**TASK TO CARRY OUT**
The answer should be a single number: how many lines of the entries below hold the word "BCEF".

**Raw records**
## START
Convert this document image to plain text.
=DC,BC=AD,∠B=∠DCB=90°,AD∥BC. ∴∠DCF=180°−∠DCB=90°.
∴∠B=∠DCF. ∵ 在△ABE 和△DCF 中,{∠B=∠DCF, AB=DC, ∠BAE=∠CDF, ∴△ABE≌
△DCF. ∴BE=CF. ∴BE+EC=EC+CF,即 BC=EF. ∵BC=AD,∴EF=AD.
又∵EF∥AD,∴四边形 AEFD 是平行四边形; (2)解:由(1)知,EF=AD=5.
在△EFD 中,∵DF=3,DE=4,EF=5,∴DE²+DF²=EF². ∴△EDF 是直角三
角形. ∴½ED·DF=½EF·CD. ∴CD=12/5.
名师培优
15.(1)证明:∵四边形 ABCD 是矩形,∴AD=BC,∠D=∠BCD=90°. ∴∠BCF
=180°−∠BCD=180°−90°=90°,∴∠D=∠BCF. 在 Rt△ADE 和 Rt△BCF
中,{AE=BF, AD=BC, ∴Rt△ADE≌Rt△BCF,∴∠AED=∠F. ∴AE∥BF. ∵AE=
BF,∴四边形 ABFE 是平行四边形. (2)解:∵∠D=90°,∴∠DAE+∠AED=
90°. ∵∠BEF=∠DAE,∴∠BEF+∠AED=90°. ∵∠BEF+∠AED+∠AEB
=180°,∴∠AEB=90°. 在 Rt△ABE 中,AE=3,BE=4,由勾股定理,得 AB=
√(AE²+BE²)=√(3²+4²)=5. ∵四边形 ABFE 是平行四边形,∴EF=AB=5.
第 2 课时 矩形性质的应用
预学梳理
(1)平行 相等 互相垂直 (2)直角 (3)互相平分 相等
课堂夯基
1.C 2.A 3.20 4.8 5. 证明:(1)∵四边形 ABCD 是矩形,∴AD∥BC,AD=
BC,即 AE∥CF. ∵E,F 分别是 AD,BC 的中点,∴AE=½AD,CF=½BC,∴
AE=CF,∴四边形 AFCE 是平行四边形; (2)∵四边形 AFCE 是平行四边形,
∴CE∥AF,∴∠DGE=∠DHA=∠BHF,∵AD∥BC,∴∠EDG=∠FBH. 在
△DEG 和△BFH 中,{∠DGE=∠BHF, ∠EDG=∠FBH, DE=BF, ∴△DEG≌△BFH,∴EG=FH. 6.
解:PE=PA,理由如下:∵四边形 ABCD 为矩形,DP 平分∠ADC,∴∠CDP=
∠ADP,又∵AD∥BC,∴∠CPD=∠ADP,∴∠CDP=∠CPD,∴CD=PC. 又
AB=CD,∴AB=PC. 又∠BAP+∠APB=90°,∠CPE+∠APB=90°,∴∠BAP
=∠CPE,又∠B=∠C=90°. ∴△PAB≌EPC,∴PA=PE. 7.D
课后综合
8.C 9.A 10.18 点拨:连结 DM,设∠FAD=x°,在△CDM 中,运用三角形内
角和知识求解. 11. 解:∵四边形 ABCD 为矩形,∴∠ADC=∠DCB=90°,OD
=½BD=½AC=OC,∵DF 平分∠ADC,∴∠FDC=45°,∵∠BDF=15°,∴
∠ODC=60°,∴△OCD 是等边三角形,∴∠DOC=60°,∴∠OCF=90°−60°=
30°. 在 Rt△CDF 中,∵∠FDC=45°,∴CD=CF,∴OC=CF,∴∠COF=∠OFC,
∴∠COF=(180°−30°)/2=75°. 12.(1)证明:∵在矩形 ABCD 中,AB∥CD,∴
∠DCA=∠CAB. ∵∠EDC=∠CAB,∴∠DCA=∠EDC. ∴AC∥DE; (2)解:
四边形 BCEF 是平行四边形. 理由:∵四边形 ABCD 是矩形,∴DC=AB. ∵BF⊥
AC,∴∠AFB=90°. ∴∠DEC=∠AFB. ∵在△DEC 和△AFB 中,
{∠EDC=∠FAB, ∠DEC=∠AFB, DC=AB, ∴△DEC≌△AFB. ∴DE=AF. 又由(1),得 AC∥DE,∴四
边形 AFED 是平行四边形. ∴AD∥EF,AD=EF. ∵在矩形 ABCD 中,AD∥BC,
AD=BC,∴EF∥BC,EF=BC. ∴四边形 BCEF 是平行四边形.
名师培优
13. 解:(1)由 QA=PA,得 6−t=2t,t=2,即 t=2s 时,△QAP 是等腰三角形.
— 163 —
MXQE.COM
## END
**ANSWER FOR THE TASK**
2